What is expected
Copy out every line exactly as given.

-- START OF Stored rows --

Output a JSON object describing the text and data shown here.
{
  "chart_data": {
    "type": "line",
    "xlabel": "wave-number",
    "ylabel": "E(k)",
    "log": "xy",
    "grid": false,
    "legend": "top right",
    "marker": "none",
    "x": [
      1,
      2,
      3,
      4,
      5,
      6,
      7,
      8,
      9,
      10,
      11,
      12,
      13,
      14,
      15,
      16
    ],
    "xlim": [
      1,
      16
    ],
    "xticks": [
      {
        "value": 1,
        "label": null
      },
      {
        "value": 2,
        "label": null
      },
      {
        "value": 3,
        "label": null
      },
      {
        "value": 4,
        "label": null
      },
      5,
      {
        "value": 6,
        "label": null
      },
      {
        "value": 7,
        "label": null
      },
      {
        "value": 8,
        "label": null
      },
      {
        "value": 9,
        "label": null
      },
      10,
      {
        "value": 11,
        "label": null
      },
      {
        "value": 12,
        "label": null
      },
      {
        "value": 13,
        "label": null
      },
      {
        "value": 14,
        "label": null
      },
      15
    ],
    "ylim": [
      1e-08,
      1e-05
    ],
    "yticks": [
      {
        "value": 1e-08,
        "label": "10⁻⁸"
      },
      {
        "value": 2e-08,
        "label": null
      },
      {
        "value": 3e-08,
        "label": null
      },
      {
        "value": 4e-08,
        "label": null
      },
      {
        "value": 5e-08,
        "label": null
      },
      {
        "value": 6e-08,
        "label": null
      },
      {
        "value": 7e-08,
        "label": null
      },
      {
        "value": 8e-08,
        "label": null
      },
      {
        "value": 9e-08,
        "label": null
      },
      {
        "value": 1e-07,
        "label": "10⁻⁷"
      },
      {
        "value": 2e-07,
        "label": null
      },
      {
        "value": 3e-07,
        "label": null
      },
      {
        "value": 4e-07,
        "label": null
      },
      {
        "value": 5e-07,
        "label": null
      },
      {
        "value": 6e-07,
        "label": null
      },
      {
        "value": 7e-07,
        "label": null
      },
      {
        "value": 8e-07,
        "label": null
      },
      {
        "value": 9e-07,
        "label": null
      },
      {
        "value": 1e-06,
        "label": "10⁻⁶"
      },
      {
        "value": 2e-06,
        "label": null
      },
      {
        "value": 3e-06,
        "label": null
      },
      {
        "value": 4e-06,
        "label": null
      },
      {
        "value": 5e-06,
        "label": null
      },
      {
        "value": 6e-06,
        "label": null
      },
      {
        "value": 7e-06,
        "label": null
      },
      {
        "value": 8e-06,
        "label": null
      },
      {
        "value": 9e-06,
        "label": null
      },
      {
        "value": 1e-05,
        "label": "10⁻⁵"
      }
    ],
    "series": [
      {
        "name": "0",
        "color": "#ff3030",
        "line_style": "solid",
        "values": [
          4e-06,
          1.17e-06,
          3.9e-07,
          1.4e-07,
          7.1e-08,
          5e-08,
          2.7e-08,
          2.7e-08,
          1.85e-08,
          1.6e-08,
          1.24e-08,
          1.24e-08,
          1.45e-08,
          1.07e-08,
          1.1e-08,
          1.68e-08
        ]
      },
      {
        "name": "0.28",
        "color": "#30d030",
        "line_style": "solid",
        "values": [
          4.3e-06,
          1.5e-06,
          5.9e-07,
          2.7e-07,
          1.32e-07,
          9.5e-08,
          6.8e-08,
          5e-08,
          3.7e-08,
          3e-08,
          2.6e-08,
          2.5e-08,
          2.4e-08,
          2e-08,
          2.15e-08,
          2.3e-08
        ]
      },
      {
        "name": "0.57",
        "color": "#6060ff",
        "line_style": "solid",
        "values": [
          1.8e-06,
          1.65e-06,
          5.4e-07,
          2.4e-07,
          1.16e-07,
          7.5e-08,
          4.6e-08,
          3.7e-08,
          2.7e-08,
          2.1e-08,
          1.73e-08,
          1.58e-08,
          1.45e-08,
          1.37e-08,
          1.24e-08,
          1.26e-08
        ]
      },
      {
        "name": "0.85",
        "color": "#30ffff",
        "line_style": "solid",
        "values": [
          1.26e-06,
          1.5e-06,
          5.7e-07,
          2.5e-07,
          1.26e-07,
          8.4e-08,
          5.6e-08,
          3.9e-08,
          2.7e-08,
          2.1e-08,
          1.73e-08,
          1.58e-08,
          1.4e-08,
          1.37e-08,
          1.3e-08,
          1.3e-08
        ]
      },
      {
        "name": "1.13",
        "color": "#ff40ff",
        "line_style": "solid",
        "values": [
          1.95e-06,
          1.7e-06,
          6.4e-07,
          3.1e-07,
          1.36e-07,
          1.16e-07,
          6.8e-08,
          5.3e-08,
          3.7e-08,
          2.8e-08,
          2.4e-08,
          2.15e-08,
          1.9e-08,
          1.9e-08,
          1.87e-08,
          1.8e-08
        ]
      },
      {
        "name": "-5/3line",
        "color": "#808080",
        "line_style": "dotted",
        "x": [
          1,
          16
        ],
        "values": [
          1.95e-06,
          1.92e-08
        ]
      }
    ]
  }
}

-- END OF Stored rows --

Answer to this exercise
Output a JSON object describing the text and data shown here.
{
  "chart_data": {
    "type": "line",
    "xlabel": "wave-number",
    "ylabel": "E(k)",
    "log": "xy",
    "grid": false,
    "legend": "top right",
    "marker": "none",
    "x": [
      1,
      2,
      3,
      4,
      5,
      6,
      7,
      8,
      9,
      10,
      11,
      12,
      13,
      14,
      15,
      16
    ],
    "xlim": [
      1,
      16
    ],
    "xticks": [
      {
        "value": 1,
        "label": null
      },
      {
        "value": 2,
        "label": null
      },
      {
        "value": 3,
        "label": null
      },
      {
        "value": 4,
        "label": null
      },
      5,
      {
        "value": 6,
        "label": null
      },
      {
        "value": 7,
        "label": null
      },
      {
        "value": 8,
        "label": null
      },
      {
        "value": 9,
        "label": null
      },
      10,
      {
        "value": 11,
        "label": null
      },
      {
        "value": 12,
        "label": null
      },
      {
        "value": 13,
        "label": null
      },
      {
        "value": 14,
        "label": null
      },
      15
    ],
    "ylim": [
      1e-08,
      1e-05
    ],
    "yticks": [
      {
        "value": 1e-08,
        "label": "10⁻⁸"
      },
      {
        "value": 2e-08,
        "label": null
      },
      {
        "value": 3e-08,
        "label": null
      },
      {
        "value": 4e-08,
        "label": null
      },
      {
        "value": 5e-08,
        "label": null
      },
      {
        "value": 6e-08,
        "label": null
      },
      {
        "value": 7e-08,
        "label": null
      },
      {
        "value": 8e-08,
        "label": null
      },
      {
        "value": 9e-08,
        "label": null
      },
      {
        "value": 1e-07,
        "label": "10⁻⁷"
      },
      {
        "value": 2e-07,
        "label": null
      },
      {
        "value": 3e-07,
        "label": null
      },
      {
        "value": 4e-07,
        "label": null
      },
      {
        "value": 5e-07,
        "label": null
      },
      {
        "value": 6e-07,
        "label": null
      },
      {
        "value": 7e-07,
        "label": null
      },
      {
        "value": 8e-07,
        "label": null
      },
      {
        "value": 9e-07,
        "label": null
      },
      {
        "value": 1e-06,
        "label": "10⁻⁶"
      },
      {
        "value": 2e-06,
        "label": null
      },
      {
        "value": 3e-06,
        "label": null
      },
      {
        "value": 4e-06,
        "label": null
      },
      {
        "value": 5e-06,
        "label": null
      },
      {
        "value": 6e-06,
        "label": null
      },
      {
        "value": 7e-06,
        "label": null
      },
      {
        "value": 8e-06,
        "label": null
      },
      {
        "value": 9e-06,
        "label": null
      },
      {
        "value": 1e-05,
        "label": "10⁻⁵"
      }
    ],
    "series": [
      {
        "name": "0",
        "color": "#ff3030",
        "line_style": "solid",
        "values": [
          4e-06,
          1.17e-06,
          3.9e-07,
          1.4e-07,
          7.1e-08,
          5e-08,
          2.7e-08,
          2.7e-08,
          1.85e-08,
          1.6e-08,
          1.24e-08,
          1.24e-08,
          1.45e-08,
          1.07e-08,
          1.1e-08,
          1.68e-08
        ]
      },
      {
        "name": "0.28",
        "color": "#30d030",
        "line_style": "solid",
        "values": [
          4.3e-06,
          1.5e-06,
          5.9e-07,
          2.7e-07,
          1.32e-07,
          9.5e-08,
          6.8e-08,
          5e-08,
          3.7e-08,
          3e-08,
          2.6e-08,
          2.5e-08,
          2.4e-08,
          2e-08,
          2.15e-08,
          2.3e-08
        ]
      },
      {
        "name": "0.57",
        "color": "#6060ff",
        "line_style": "solid",
        "values": [
          1.8e-06,
          1.65e-06,
          5.4e-07,
          2.4e-07,
          1.16e-07,
          7.5e-08,
          4.6e-08,
          3.7e-08,
          2.7e-08,
          2.1e-08,
          1.73e-08,
          1.58e-08,
          1.45e-08,
          1.37e-08,
          1.24e-08,
          1.26e-08
        ]
      },
      {
        "name": "0.85",
        "color": "#30ffff",
        "line_style": "solid",
        "values": [
          1.26e-06,
          1.5e-06,
          5.7e-07,
          2.5e-07,
          1.26e-07,
          8.4e-08,
          5.6e-08,
          3.9e-08,
          2.7e-08,
          2.1e-08,
          1.73e-08,
          1.58e-08,
          1.4e-08,
          1.37e-08,
          1.3e-08,
          1.3e-08
        ]
      },
      {
        "name": "1.13",
        "color": "#ff40ff",
        "line_style": "solid",
        "values": [
          1.95e-06,
          1.7e-06,
          6.4e-07,
          3.1e-07,
          1.36e-07,
          1.16e-07,
          6.8e-08,
          5.3e-08,
          3.7e-08,
          2.8e-08,
          2.4e-08,
          2.15e-08,
          1.9e-08,
          1.9e-08,
          1.87e-08,
          1.8e-08
        ]
      },
      {
        "name": "-5/3line",
        "color": "#808080",
        "line_style": "dotted",
        "x": [
          1,
          16
        ],
        "values": [
          1.95e-06,
          1.92e-08
        ]
      }
    ]
  }
}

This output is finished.